═══ Líneas de datos

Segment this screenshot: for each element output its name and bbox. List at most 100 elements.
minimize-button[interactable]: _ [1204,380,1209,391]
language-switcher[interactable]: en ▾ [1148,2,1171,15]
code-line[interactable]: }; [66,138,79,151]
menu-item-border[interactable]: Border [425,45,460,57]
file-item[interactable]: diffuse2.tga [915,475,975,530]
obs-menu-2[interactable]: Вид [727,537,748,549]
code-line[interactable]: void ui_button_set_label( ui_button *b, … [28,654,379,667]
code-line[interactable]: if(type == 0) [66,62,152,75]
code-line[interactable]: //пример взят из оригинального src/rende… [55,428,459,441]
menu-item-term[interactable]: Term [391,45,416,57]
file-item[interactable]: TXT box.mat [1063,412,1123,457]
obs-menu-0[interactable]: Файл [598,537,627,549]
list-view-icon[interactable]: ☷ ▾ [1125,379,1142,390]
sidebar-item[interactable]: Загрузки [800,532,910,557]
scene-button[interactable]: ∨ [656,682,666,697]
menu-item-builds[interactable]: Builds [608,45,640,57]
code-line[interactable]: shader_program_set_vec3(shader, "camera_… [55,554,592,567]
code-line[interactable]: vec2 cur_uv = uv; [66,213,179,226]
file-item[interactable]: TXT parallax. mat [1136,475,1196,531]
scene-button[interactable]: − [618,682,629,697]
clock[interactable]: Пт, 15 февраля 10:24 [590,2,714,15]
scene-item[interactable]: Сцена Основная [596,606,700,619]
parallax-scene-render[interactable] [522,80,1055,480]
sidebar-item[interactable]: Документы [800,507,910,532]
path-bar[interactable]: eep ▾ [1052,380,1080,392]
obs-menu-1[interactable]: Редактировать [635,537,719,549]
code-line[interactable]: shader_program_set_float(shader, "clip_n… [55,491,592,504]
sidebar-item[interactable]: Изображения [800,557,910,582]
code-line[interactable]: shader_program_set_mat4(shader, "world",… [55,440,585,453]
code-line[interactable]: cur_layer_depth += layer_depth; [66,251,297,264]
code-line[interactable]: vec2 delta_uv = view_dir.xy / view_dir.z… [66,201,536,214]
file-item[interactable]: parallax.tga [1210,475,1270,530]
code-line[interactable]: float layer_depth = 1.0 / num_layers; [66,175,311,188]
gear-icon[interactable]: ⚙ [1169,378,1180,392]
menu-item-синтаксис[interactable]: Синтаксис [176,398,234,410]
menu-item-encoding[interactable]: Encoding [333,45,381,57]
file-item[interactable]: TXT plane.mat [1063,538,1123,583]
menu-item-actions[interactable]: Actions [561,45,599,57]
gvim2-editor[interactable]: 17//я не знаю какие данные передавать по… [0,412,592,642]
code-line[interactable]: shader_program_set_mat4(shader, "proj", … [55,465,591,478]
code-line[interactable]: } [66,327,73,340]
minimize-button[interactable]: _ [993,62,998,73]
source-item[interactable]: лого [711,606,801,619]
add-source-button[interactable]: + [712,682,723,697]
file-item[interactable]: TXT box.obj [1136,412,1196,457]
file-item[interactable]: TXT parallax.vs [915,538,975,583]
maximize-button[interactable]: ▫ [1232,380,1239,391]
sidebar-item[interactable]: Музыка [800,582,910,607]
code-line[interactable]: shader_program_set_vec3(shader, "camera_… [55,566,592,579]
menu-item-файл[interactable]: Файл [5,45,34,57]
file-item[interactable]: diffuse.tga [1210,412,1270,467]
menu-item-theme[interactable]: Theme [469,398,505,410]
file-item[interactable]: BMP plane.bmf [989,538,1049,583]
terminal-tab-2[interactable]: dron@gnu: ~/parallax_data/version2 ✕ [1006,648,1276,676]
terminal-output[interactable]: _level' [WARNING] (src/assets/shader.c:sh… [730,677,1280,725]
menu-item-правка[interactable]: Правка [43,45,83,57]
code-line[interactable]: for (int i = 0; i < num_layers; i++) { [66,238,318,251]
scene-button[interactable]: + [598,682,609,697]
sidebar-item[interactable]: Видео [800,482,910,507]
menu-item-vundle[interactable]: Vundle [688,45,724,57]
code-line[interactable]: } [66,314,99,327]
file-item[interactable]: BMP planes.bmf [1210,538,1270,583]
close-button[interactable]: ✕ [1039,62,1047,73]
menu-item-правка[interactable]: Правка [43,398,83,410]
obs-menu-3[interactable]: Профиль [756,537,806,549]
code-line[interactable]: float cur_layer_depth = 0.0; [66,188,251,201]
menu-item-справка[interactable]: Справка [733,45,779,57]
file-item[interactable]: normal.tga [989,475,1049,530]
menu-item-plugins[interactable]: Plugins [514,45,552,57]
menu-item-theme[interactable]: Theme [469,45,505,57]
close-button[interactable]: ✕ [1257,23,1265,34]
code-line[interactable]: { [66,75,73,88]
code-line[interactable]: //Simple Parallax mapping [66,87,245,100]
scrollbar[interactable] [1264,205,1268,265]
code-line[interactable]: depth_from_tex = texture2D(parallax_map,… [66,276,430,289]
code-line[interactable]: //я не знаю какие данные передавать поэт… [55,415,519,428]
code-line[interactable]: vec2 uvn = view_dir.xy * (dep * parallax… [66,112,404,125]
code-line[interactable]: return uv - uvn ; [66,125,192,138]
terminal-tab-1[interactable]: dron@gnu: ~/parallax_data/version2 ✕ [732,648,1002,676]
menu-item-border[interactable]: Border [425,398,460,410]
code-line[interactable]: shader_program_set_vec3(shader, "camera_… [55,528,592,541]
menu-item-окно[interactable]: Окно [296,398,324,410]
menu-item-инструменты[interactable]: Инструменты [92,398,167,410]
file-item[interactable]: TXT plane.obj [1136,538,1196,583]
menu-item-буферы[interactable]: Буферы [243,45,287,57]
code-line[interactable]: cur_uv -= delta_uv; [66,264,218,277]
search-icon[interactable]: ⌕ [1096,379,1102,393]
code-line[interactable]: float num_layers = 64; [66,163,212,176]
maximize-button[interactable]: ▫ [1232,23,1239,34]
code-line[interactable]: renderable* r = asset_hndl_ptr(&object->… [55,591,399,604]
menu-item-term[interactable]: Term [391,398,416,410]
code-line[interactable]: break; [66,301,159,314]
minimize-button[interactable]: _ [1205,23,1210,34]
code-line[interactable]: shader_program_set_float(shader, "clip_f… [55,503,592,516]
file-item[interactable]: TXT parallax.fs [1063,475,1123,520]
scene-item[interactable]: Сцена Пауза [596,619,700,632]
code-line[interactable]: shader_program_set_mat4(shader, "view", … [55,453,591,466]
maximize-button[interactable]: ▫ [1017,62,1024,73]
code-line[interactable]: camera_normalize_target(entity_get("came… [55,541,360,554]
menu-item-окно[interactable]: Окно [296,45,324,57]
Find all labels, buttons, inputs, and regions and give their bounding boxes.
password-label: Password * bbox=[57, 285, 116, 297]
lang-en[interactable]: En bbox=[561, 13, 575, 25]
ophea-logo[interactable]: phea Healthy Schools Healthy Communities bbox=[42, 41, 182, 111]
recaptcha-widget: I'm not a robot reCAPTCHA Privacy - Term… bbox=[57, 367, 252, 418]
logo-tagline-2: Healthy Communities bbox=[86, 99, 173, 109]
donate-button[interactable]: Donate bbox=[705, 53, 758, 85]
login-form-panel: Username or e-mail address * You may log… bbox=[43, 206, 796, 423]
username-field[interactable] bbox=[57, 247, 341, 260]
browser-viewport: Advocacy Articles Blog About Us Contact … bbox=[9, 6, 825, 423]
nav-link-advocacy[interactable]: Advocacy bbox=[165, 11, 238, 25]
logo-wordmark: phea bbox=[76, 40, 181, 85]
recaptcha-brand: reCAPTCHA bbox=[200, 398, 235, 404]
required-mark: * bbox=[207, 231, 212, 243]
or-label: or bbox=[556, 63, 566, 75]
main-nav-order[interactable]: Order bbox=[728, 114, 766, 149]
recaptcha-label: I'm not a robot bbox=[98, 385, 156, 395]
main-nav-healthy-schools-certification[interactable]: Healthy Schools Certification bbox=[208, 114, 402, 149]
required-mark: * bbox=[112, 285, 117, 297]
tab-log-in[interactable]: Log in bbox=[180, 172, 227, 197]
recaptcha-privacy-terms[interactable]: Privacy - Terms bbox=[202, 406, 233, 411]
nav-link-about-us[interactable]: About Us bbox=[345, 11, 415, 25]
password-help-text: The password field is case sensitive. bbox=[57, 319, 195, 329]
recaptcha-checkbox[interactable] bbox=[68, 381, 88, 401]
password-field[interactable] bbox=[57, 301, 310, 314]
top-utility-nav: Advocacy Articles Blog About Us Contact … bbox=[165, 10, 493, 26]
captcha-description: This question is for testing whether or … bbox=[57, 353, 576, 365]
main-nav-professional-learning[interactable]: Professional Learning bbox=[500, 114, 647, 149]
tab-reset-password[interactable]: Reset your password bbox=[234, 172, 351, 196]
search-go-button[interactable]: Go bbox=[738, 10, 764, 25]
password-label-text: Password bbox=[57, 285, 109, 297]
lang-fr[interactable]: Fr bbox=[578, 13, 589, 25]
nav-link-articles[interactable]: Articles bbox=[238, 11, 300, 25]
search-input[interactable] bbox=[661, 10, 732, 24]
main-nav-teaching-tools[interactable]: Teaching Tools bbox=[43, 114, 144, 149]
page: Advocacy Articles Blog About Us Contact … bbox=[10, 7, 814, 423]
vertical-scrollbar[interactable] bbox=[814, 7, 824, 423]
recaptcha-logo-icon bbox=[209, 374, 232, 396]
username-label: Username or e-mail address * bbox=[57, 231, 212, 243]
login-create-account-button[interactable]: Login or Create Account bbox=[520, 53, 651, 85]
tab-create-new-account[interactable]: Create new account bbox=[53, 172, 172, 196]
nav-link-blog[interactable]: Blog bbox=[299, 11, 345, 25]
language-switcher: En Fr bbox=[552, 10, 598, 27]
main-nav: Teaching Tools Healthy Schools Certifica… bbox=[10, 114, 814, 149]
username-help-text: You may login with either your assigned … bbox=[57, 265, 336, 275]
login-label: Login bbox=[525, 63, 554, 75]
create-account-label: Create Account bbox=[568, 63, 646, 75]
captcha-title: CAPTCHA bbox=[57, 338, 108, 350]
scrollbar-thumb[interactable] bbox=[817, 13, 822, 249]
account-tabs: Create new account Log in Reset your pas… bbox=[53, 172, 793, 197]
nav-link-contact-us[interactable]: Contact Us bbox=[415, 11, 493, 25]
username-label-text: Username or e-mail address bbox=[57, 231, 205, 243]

══════

◆ Tu tarea:
Copia sin ningún cambio las líneas que van desde la primera hasta la que contiene "menu-item-синтаксис[interactable]: Синтаксис [176,398,234,410]", ambas incluidas.

◆ Resultado del ejercicio:
Segment this screenshot: for each element output its name and bbox. List at most 100 elements.
minimize-button[interactable]: _ [1204,380,1209,391]
language-switcher[interactable]: en ▾ [1148,2,1171,15]
code-line[interactable]: }; [66,138,79,151]
menu-item-border[interactable]: Border [425,45,460,57]
file-item[interactable]: diffuse2.tga [915,475,975,530]
obs-menu-2[interactable]: Вид [727,537,748,549]
code-line[interactable]: void ui_button_set_label( ui_button *b, … [28,654,379,667]
code-line[interactable]: if(type == 0) [66,62,152,75]
code-line[interactable]: //пример взят из оригинального src/rende… [55,428,459,441]
menu-item-term[interactable]: Term [391,45,416,57]
file-item[interactable]: TXT box.mat [1063,412,1123,457]
obs-menu-0[interactable]: Файл [598,537,627,549]
list-view-icon[interactable]: ☷ ▾ [1125,379,1142,390]
sidebar-item[interactable]: Загрузки [800,532,910,557]
scene-button[interactable]: ∨ [656,682,666,697]
menu-item-builds[interactable]: Builds [608,45,640,57]
code-line[interactable]: shader_program_set_vec3(shader, "camera_… [55,554,592,567]
code-line[interactable]: vec2 cur_uv = uv; [66,213,179,226]
file-item[interactable]: TXT parallax. mat [1136,475,1196,531]
scene-button[interactable]: − [618,682,629,697]
clock[interactable]: Пт, 15 февраля 10:24 [590,2,714,15]
scene-item[interactable]: Сцена Основная [596,606,700,619]
parallax-scene-render[interactable] [522,80,1055,480]
sidebar-item[interactable]: Документы [800,507,910,532]
path-bar[interactable]: eep ▾ [1052,380,1080,392]
obs-menu-1[interactable]: Редактировать [635,537,719,549]
code-line[interactable]: shader_program_set_float(shader, "clip_n… [55,491,592,504]
sidebar-item[interactable]: Изображения [800,557,910,582]
code-line[interactable]: shader_program_set_mat4(shader, "world",… [55,440,585,453]
code-line[interactable]: cur_layer_depth += layer_depth; [66,251,297,264]
code-line[interactable]: vec2 delta_uv = view_dir.xy / view_dir.z… [66,201,536,214]
file-item[interactable]: parallax.tga [1210,475,1270,530]
code-line[interactable]: float layer_depth = 1.0 / num_layers; [66,175,311,188]
gear-icon[interactable]: ⚙ [1169,378,1180,392]
menu-item-синтаксис[interactable]: Синтаксис [176,398,234,410]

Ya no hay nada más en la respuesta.